§ **STATED EXERCISE**: Work out the number of lines with "举一反三抓整改" in them. Reply with that number and no other words.
:::
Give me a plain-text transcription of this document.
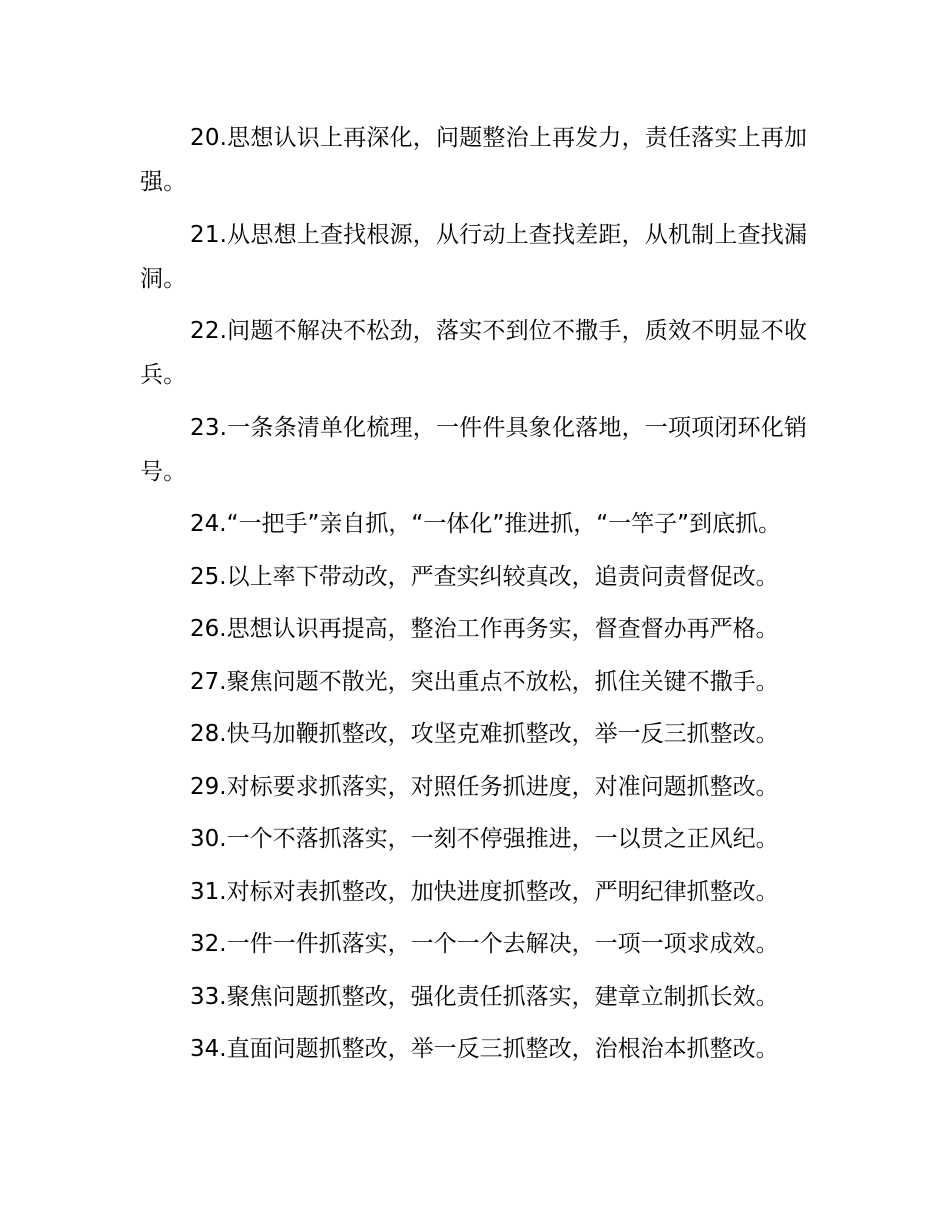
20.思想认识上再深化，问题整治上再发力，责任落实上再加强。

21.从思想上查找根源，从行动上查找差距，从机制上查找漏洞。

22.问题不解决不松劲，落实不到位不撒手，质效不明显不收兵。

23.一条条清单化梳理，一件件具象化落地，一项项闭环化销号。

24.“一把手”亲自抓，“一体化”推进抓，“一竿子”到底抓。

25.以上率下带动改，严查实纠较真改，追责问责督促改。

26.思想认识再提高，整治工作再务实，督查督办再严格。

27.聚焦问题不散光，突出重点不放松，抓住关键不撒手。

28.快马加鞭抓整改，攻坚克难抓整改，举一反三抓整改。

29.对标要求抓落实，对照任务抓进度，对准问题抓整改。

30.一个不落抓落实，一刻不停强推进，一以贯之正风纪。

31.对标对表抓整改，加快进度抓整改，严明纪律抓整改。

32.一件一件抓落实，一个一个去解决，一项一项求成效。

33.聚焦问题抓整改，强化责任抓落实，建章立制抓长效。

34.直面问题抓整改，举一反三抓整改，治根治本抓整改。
:::
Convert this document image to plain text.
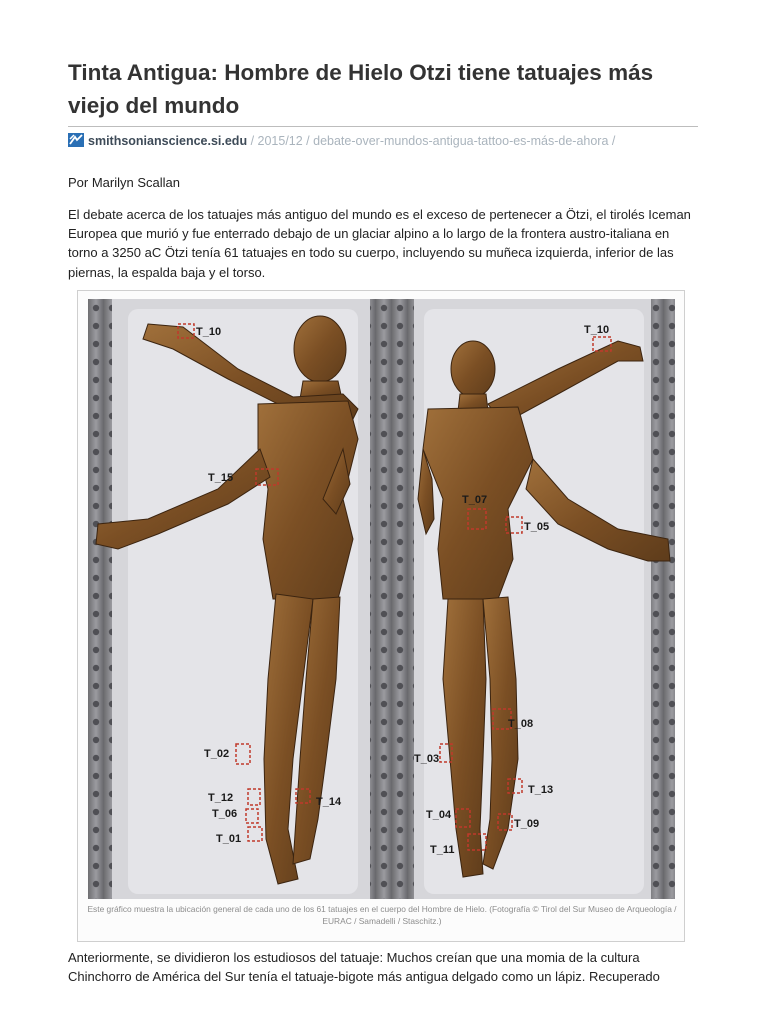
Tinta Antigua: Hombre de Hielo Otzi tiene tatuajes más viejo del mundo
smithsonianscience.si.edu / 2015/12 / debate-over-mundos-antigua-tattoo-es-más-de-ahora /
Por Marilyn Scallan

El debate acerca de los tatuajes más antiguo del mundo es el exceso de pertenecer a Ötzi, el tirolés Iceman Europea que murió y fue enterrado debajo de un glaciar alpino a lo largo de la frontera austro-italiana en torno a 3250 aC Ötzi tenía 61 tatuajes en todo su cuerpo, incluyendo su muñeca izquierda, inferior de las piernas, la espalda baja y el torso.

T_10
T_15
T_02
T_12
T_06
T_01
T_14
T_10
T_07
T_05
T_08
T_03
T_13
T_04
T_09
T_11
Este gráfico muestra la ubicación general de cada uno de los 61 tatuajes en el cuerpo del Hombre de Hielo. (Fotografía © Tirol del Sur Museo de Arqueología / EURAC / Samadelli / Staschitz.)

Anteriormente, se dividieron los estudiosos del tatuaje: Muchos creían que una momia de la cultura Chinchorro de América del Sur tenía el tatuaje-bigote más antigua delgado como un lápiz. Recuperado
:::
§ **EXERCISE SOLUTION**: 2